_What is expected_
Extract every entry word for word. Skip the pictures.

_Dataset content_
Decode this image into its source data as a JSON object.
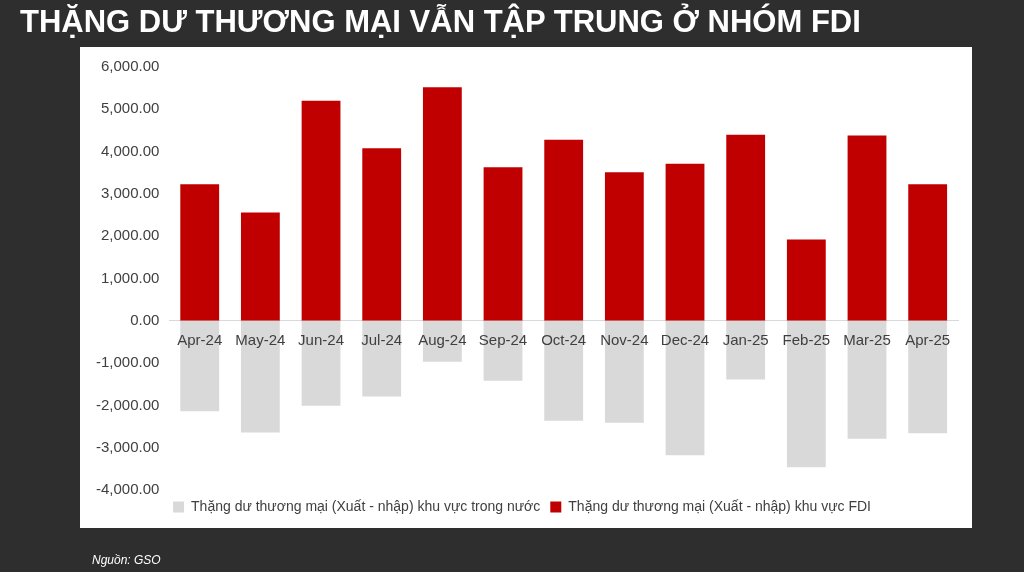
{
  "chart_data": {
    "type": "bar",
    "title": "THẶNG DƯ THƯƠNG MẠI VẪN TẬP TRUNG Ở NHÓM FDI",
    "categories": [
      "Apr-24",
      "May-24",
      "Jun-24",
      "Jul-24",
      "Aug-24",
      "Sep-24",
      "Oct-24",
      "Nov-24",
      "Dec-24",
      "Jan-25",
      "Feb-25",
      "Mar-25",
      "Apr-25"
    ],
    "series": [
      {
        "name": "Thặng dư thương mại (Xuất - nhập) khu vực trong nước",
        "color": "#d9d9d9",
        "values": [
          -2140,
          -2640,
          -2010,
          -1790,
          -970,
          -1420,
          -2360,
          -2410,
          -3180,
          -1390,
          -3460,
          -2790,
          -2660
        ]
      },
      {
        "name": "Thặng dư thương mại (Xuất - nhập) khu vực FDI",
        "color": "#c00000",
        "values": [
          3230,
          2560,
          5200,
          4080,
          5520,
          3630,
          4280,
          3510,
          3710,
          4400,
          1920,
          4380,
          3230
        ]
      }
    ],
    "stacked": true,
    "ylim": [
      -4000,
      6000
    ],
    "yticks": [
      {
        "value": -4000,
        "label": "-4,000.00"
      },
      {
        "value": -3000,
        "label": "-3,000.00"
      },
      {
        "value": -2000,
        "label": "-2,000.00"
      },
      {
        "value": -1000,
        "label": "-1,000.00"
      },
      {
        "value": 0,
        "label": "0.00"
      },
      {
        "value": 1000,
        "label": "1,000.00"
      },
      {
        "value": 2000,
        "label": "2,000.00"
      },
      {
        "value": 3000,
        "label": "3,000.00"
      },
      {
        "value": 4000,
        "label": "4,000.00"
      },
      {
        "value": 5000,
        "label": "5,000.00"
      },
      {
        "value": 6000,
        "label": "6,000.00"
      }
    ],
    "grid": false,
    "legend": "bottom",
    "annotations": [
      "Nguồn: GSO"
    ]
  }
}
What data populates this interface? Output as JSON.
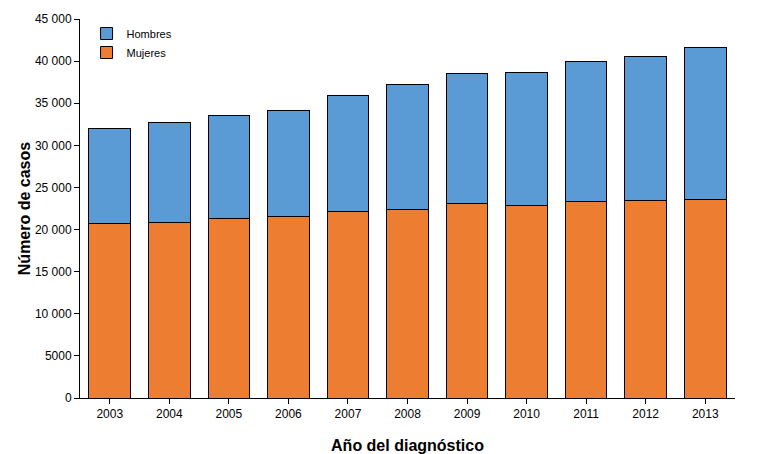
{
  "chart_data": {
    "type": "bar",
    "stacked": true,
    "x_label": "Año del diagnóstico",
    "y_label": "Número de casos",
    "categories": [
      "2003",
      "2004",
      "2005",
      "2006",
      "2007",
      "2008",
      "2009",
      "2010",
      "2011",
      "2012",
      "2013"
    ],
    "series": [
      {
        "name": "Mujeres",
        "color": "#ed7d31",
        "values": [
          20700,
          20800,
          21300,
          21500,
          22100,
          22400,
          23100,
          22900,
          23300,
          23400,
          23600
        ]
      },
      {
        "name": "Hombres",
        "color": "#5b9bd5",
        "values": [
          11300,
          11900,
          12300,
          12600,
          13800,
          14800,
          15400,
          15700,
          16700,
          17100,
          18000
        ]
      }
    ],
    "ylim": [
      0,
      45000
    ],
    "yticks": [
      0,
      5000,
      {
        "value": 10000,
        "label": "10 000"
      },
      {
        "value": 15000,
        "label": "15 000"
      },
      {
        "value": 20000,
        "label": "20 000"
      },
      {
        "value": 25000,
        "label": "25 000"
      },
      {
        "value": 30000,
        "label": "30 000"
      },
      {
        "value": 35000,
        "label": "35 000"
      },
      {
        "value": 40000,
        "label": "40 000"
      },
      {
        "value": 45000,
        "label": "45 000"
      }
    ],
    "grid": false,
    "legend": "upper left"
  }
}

_Answer for the task_
Decode this image into its source data as a JSON object.
{
  "chart_data": {
    "type": "bar",
    "title": "THẶNG DƯ THƯƠNG MẠI VẪN TẬP TRUNG Ở NHÓM FDI",
    "categories": [
      "Apr-24",
      "May-24",
      "Jun-24",
      "Jul-24",
      "Aug-24",
      "Sep-24",
      "Oct-24",
      "Nov-24",
      "Dec-24",
      "Jan-25",
      "Feb-25",
      "Mar-25",
      "Apr-25"
    ],
    "series": [
      {
        "name": "Thặng dư thương mại (Xuất - nhập) khu vực trong nước",
        "color": "#d9d9d9",
        "values": [
          -2140,
          -2640,
          -2010,
          -1790,
          -970,
          -1420,
          -2360,
          -2410,
          -3180,
          -1390,
          -3460,
          -2790,
          -2660
        ]
      },
      {
        "name": "Thặng dư thương mại (Xuất - nhập) khu vực FDI",
        "color": "#c00000",
        "values": [
          3230,
          2560,
          5200,
          4080,
          5520,
          3630,
          4280,
          3510,
          3710,
          4400,
          1920,
          4380,
          3230
        ]
      }
    ],
    "stacked": true,
    "ylim": [
      -4000,
      6000
    ],
    "yticks": [
      {
        "value": -4000,
        "label": "-4,000.00"
      },
      {
        "value": -3000,
        "label": "-3,000.00"
      },
      {
        "value": -2000,
        "label": "-2,000.00"
      },
      {
        "value": -1000,
        "label": "-1,000.00"
      },
      {
        "value": 0,
        "label": "0.00"
      },
      {
        "value": 1000,
        "label": "1,000.00"
      },
      {
        "value": 2000,
        "label": "2,000.00"
      },
      {
        "value": 3000,
        "label": "3,000.00"
      },
      {
        "value": 4000,
        "label": "4,000.00"
      },
      {
        "value": 5000,
        "label": "5,000.00"
      },
      {
        "value": 6000,
        "label": "6,000.00"
      }
    ],
    "grid": false,
    "legend": "bottom",
    "annotations": [
      "Nguồn: GSO"
    ]
  }
}
What data populates this interface? Output as JSON.
{
  "chart_data": {
    "type": "bar",
    "stacked": true,
    "x_label": "Año del diagnóstico",
    "y_label": "Número de casos",
    "categories": [
      "2003",
      "2004",
      "2005",
      "2006",
      "2007",
      "2008",
      "2009",
      "2010",
      "2011",
      "2012",
      "2013"
    ],
    "series": [
      {
        "name": "Mujeres",
        "color": "#ed7d31",
        "values": [
          20700,
          20800,
          21300,
          21500,
          22100,
          22400,
          23100,
          22900,
          23300,
          23400,
          23600
        ]
      },
      {
        "name": "Hombres",
        "color": "#5b9bd5",
        "values": [
          11300,
          11900,
          12300,
          12600,
          13800,
          14800,
          15400,
          15700,
          16700,
          17100,
          18000
        ]
      }
    ],
    "ylim": [
      0,
      45000
    ],
    "yticks": [
      0,
      5000,
      {
        "value": 10000,
        "label": "10 000"
      },
      {
        "value": 15000,
        "label": "15 000"
      },
      {
        "value": 20000,
        "label": "20 000"
      },
      {
        "value": 25000,
        "label": "25 000"
      },
      {
        "value": 30000,
        "label": "30 000"
      },
      {
        "value": 35000,
        "label": "35 000"
      },
      {
        "value": 40000,
        "label": "40 000"
      },
      {
        "value": 45000,
        "label": "45 000"
      }
    ],
    "grid": false,
    "legend": "upper left"
  }
}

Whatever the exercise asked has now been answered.